--- start ---
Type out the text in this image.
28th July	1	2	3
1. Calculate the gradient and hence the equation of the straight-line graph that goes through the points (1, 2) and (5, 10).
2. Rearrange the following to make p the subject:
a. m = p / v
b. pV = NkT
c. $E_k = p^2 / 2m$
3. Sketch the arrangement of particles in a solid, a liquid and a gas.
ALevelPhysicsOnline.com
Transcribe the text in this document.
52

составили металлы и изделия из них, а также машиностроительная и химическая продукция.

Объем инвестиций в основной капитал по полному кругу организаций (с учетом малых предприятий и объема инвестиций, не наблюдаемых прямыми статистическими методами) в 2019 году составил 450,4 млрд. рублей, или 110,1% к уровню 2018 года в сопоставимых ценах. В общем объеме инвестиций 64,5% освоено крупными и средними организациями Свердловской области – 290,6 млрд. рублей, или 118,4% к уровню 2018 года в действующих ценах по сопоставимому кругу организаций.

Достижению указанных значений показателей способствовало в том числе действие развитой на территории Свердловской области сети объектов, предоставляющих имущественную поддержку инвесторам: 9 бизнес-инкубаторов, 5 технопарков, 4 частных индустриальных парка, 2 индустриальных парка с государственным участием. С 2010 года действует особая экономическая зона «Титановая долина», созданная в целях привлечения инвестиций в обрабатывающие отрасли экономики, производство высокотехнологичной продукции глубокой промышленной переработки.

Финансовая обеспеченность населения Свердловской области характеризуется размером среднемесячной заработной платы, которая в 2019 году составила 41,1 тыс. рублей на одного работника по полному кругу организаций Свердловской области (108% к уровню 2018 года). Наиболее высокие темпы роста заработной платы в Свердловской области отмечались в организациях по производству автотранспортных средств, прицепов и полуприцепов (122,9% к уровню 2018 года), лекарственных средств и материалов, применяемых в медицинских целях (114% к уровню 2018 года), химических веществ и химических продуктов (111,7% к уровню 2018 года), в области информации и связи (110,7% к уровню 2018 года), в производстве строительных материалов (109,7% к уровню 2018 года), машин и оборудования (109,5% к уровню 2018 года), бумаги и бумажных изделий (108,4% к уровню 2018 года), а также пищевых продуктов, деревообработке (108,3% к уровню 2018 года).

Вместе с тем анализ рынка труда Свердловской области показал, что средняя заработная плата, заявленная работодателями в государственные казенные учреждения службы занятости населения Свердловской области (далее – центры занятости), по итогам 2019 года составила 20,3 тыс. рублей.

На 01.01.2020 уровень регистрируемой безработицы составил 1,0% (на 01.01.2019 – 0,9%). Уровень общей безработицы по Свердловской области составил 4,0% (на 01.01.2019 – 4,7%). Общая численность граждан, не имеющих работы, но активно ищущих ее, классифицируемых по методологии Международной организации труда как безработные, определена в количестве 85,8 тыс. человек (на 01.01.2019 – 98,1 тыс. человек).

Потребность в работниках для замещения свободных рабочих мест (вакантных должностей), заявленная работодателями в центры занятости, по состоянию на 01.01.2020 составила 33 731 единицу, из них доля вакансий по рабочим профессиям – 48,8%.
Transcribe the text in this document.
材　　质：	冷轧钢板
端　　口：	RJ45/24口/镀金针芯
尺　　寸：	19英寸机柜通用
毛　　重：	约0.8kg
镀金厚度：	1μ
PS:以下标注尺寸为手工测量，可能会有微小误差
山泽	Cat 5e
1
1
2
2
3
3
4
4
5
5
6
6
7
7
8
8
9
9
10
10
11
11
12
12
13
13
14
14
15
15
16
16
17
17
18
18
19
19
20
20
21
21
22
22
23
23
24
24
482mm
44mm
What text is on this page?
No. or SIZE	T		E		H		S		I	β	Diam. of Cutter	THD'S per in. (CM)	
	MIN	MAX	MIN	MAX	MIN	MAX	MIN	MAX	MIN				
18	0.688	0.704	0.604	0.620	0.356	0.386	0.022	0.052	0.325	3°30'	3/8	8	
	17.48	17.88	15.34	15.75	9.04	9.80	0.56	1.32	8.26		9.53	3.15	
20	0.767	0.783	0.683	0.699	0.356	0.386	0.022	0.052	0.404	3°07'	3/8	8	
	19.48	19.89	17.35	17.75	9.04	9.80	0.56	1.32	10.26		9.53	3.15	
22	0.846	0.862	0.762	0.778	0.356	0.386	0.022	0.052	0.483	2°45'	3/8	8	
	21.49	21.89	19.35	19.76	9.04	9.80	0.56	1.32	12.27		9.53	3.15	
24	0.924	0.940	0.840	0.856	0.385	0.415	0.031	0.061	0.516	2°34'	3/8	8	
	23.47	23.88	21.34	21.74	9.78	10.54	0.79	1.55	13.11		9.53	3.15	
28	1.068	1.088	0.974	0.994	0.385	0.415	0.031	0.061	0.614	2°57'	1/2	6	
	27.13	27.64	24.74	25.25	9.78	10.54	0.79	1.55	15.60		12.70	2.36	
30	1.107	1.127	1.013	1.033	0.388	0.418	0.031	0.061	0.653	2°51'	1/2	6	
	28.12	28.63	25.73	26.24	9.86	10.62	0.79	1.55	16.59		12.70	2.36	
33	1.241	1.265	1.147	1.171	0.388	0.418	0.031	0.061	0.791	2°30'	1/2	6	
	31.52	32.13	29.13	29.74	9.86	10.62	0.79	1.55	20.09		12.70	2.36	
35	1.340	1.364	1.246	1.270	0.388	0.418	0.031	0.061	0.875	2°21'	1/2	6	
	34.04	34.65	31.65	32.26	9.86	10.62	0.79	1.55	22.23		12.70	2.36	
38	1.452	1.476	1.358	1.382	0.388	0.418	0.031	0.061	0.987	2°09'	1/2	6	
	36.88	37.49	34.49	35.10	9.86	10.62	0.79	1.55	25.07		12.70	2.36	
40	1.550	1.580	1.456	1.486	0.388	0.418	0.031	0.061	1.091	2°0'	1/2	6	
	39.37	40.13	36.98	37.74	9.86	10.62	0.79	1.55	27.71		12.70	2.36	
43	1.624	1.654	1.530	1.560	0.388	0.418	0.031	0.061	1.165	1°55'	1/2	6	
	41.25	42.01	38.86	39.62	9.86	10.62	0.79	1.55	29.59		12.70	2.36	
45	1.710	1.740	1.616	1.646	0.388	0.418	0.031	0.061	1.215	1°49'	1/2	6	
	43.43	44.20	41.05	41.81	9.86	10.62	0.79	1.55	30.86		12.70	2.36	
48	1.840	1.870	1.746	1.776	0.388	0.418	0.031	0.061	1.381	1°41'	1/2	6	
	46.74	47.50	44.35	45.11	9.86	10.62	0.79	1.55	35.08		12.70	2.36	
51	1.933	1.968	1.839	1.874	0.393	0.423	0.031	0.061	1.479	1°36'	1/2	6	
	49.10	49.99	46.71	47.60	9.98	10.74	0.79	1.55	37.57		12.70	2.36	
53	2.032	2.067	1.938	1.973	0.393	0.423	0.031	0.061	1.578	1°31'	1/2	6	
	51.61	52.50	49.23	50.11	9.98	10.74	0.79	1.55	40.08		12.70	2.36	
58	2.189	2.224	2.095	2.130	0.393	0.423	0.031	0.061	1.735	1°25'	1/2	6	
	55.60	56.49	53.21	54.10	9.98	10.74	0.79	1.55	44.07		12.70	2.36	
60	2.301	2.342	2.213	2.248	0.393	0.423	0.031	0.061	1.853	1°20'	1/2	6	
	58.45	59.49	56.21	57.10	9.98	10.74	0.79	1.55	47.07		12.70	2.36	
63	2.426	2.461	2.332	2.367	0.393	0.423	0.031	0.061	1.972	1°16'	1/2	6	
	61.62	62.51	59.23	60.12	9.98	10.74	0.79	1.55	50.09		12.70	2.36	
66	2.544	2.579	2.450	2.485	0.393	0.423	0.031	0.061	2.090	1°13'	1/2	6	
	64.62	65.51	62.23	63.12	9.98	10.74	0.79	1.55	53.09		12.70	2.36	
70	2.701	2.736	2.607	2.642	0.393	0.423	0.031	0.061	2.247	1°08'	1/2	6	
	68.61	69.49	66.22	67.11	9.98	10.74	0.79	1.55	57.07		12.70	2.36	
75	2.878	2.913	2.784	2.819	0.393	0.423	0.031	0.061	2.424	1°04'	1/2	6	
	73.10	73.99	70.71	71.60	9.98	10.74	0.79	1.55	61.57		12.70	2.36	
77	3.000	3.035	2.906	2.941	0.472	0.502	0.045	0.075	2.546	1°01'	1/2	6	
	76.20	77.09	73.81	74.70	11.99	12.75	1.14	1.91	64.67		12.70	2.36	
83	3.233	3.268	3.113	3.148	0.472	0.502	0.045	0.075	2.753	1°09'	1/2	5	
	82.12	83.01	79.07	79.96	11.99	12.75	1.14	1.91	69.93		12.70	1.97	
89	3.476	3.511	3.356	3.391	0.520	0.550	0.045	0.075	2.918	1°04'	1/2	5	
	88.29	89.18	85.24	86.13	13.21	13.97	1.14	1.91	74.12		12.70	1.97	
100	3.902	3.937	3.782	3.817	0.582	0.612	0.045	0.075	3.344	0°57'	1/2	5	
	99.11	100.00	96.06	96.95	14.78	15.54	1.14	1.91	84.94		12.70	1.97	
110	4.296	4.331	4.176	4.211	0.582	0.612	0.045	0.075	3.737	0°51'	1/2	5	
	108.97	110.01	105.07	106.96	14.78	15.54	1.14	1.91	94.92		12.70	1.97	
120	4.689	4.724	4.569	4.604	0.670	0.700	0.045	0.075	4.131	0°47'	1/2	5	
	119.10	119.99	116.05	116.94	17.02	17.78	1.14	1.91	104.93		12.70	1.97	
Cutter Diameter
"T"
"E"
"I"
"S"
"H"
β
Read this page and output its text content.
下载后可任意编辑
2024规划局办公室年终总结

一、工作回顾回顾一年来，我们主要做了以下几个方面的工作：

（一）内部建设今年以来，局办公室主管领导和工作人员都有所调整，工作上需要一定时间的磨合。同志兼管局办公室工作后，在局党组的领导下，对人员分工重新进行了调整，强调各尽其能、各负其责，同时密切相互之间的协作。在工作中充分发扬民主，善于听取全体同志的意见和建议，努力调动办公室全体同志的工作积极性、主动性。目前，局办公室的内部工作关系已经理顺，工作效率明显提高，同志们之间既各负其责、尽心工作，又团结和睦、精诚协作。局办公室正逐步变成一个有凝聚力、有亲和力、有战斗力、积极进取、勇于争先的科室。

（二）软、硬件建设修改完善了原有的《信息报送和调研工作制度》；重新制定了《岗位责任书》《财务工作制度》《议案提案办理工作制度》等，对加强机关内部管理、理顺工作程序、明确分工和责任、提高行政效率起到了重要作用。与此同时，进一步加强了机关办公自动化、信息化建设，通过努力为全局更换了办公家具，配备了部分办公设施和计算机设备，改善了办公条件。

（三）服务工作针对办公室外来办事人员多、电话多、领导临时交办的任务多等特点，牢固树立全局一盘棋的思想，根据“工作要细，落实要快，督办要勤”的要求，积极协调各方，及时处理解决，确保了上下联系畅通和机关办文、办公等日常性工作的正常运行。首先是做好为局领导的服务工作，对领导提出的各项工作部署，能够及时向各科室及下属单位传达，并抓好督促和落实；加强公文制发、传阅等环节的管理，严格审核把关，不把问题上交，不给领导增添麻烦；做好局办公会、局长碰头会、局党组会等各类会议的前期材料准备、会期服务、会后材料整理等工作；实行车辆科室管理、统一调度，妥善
--- end ---
**REQUEST**: Your task is to transcribe the line containing "Read this page and output its text content." and every line after it, through the last line of the data, exactly as written and with nothing more.

**RESULT OF THE TASK**:
Read this page and output its text content.
下载后可任意编辑
2024规划局办公室年终总结

一、工作回顾回顾一年来，我们主要做了以下几个方面的工作：

（一）内部建设今年以来，局办公室主管领导和工作人员都有所调整，工作上需要一定时间的磨合。同志兼管局办公室工作后，在局党组的领导下，对人员分工重新进行了调整，强调各尽其能、各负其责，同时密切相互之间的协作。在工作中充分发扬民主，善于听取全体同志的意见和建议，努力调动办公室全体同志的工作积极性、主动性。目前，局办公室的内部工作关系已经理顺，工作效率明显提高，同志们之间既各负其责、尽心工作，又团结和睦、精诚协作。局办公室正逐步变成一个有凝聚力、有亲和力、有战斗力、积极进取、勇于争先的科室。

（二）软、硬件建设修改完善了原有的《信息报送和调研工作制度》；重新制定了《岗位责任书》《财务工作制度》《议案提案办理工作制度》等，对加强机关内部管理、理顺工作程序、明确分工和责任、提高行政效率起到了重要作用。与此同时，进一步加强了机关办公自动化、信息化建设，通过努力为全局更换了办公家具，配备了部分办公设施和计算机设备，改善了办公条件。

（三）服务工作针对办公室外来办事人员多、电话多、领导临时交办的任务多等特点，牢固树立全局一盘棋的思想，根据“工作要细，落实要快，督办要勤”的要求，积极协调各方，及时处理解决，确保了上下联系畅通和机关办文、办公等日常性工作的正常运行。首先是做好为局领导的服务工作，对领导提出的各项工作部署，能够及时向各科室及下属单位传达，并抓好督促和落实；加强公文制发、传阅等环节的管理，严格审核把关，不把问题上交，不给领导增添麻烦；做好局办公会、局长碰头会、局党组会等各类会议的前期材料准备、会期服务、会后材料整理等工作；实行车辆科室管理、统一调度，妥善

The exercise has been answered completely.